- _Do this_: Only lines holding the word "contains" should be copied from the material.

********

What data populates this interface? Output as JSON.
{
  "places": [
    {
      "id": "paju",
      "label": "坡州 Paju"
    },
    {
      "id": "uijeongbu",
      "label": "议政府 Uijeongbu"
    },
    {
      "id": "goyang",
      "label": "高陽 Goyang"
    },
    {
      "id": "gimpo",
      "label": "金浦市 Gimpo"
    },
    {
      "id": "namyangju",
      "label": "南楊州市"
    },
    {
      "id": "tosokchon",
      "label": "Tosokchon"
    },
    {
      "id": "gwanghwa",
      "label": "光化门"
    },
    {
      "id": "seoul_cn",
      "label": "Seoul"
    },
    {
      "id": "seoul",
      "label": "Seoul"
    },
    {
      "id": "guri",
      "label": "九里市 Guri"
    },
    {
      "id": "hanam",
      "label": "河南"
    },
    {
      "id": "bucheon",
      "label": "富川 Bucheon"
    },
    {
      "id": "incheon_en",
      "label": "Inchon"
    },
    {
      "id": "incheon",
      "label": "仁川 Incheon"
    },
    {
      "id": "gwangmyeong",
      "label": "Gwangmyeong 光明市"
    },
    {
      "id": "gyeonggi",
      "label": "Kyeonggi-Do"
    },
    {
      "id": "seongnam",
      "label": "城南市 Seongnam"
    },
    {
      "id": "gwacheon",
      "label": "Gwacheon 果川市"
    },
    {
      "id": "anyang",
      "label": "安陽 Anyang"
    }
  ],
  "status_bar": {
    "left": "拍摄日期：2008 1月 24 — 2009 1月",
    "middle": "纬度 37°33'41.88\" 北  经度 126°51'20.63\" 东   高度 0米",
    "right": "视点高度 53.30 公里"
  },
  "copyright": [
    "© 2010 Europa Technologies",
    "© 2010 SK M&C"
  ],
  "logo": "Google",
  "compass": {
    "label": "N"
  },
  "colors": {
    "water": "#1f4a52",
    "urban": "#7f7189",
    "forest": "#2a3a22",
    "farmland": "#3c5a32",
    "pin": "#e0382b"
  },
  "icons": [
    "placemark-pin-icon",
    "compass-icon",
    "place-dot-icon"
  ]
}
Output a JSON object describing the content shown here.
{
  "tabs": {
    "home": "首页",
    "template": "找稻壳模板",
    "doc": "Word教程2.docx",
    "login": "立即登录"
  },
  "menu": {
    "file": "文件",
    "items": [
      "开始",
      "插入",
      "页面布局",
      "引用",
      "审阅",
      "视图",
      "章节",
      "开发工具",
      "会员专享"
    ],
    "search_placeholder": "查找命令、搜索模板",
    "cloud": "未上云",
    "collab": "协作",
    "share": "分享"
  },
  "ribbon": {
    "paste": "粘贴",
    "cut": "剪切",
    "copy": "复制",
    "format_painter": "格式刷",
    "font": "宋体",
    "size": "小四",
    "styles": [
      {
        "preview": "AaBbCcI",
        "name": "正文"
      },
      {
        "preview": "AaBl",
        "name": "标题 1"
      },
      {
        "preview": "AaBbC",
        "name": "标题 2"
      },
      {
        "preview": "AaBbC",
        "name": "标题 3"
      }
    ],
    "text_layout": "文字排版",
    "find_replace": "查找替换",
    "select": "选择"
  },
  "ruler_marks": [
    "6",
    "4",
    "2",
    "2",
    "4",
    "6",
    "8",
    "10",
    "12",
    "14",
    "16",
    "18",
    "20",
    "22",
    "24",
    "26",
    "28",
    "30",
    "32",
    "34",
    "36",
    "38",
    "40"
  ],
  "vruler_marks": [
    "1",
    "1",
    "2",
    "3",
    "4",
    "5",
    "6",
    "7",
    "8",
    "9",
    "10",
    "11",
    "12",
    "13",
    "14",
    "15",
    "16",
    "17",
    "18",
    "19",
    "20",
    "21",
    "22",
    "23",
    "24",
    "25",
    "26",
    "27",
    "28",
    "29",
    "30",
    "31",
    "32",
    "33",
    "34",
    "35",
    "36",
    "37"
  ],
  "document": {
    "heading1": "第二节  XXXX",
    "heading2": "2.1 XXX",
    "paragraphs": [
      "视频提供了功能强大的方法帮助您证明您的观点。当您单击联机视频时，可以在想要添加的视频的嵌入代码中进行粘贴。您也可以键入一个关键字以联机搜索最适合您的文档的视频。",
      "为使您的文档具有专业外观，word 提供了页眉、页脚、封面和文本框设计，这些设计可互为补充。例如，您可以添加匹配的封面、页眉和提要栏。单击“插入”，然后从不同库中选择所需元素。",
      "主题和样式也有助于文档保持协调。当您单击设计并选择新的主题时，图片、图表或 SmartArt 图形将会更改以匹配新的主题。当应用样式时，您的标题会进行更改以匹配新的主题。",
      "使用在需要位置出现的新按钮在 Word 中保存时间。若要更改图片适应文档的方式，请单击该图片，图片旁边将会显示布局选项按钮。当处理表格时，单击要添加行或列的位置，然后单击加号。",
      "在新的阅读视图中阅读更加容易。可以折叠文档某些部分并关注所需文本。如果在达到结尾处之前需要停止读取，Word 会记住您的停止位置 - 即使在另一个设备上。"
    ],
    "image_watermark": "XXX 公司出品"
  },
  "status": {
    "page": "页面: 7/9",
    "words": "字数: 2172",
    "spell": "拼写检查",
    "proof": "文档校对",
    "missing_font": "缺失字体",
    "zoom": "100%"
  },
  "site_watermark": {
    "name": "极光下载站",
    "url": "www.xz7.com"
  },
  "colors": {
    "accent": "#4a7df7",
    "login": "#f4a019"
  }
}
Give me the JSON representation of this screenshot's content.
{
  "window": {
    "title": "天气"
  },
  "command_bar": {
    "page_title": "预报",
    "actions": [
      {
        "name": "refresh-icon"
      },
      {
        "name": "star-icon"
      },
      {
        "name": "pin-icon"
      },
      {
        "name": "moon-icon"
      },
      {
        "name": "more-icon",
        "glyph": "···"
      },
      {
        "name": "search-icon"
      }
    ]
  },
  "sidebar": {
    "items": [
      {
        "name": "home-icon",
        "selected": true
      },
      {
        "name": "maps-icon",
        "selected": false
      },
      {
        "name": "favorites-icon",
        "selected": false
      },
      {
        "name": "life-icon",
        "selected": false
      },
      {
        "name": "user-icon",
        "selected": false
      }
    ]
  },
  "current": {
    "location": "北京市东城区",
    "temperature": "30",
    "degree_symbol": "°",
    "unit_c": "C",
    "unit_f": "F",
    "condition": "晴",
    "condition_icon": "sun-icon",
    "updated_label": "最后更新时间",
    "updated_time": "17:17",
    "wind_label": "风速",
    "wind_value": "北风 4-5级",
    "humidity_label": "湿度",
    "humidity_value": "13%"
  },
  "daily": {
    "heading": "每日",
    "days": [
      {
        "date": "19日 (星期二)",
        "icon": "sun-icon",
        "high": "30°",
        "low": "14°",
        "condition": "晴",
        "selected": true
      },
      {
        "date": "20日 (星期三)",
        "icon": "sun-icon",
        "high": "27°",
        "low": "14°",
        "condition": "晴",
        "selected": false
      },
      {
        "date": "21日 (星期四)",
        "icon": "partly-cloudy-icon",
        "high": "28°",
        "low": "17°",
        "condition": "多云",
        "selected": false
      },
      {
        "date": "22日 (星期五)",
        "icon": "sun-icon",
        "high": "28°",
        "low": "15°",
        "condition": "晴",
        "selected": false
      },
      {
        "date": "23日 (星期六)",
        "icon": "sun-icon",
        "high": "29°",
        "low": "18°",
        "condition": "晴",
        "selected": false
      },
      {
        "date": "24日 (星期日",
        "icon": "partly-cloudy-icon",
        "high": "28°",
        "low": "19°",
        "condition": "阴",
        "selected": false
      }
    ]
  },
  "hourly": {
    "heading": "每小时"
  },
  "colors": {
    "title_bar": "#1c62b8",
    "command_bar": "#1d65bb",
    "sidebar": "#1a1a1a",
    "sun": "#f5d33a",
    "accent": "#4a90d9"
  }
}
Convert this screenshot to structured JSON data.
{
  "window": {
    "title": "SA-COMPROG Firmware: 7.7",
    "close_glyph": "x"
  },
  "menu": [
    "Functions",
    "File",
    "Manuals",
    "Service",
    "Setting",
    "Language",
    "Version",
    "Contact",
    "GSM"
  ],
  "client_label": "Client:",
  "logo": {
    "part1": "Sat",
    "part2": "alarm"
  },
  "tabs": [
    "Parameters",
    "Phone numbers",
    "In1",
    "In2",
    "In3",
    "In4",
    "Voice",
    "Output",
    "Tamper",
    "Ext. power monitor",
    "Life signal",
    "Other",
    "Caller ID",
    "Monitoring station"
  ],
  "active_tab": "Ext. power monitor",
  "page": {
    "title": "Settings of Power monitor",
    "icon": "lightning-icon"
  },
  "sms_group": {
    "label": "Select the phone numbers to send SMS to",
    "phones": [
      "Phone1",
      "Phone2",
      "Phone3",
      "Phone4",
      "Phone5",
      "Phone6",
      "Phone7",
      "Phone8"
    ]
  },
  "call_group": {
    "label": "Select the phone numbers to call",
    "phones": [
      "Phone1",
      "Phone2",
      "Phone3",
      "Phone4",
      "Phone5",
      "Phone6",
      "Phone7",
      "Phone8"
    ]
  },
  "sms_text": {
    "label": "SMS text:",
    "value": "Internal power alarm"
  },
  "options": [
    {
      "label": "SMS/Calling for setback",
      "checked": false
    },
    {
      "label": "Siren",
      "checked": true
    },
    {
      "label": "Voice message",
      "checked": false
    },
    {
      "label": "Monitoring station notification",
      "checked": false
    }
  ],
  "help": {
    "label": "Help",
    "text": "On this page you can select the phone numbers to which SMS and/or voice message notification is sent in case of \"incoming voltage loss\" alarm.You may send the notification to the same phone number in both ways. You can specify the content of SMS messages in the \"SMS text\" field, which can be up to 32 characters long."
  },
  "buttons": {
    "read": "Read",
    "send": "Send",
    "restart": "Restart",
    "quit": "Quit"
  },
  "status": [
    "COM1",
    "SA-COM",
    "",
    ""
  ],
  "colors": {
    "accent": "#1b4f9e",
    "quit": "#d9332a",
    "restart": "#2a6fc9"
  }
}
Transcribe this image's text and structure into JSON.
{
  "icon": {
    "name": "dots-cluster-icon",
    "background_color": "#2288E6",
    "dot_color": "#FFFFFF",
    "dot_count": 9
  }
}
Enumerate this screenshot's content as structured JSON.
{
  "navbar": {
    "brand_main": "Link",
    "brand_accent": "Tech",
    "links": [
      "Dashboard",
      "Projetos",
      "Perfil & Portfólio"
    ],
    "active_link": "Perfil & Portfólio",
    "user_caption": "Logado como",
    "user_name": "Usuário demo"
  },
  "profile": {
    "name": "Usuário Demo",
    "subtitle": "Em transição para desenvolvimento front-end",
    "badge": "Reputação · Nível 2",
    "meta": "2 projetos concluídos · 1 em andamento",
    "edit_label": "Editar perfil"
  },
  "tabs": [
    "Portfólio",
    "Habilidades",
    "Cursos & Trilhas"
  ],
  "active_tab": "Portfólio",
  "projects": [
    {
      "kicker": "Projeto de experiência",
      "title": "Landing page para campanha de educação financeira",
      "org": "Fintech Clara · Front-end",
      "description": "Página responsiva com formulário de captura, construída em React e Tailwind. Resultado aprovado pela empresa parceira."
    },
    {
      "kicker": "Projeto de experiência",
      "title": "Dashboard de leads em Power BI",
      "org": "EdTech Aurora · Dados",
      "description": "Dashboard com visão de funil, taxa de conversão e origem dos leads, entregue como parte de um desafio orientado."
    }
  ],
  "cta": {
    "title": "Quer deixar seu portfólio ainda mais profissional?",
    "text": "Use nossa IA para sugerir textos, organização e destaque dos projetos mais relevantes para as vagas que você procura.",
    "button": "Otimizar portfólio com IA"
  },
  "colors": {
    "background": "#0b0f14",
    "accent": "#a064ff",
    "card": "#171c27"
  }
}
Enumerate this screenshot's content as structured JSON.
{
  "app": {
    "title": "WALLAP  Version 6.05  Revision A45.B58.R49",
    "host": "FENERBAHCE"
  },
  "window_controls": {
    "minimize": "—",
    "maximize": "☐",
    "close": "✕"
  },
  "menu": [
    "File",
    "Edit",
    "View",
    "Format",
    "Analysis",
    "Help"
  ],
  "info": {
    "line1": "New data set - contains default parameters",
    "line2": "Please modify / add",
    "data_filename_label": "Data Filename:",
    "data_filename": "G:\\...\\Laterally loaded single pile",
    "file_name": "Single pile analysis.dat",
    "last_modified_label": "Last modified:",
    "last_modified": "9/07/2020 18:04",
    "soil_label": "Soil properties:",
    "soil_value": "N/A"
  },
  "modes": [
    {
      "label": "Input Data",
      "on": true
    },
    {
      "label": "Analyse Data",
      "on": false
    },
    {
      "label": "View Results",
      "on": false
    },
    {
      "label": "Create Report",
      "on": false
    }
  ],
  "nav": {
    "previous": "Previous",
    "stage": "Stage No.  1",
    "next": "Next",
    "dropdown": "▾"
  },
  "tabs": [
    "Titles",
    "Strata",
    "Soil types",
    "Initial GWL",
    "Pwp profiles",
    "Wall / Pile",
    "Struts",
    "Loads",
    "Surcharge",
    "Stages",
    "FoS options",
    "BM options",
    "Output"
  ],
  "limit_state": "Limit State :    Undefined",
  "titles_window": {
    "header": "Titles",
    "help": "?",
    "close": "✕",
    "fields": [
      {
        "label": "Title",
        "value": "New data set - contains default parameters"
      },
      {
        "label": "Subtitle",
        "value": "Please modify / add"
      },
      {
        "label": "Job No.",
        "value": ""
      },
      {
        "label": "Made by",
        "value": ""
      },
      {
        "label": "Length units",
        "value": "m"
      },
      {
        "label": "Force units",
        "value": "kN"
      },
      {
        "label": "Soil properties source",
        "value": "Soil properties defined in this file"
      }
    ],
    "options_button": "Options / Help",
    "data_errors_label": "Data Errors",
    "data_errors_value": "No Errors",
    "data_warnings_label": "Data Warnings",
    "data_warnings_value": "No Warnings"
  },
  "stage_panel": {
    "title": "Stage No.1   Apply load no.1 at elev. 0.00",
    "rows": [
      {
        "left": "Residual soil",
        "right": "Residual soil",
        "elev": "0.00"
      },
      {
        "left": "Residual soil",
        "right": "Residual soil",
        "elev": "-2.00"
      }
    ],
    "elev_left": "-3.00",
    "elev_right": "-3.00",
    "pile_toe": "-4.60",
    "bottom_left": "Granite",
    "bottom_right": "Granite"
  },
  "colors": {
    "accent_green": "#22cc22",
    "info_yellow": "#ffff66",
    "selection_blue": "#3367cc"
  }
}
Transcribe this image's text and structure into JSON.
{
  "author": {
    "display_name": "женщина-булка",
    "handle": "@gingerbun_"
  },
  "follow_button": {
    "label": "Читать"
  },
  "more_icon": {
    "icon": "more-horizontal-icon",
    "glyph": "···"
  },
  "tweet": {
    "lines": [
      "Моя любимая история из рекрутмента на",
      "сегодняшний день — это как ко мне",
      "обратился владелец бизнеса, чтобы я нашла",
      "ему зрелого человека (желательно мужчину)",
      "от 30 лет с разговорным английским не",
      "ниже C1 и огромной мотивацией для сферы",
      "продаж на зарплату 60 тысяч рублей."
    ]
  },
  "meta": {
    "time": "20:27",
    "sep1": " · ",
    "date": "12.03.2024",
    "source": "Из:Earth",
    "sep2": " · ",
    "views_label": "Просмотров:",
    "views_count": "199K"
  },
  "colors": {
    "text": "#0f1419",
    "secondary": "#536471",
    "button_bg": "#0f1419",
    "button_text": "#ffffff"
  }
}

********

- _Complete answer_:
    "line1": "New data set - contains default parameters",
        "value": "New data set - contains default parameters"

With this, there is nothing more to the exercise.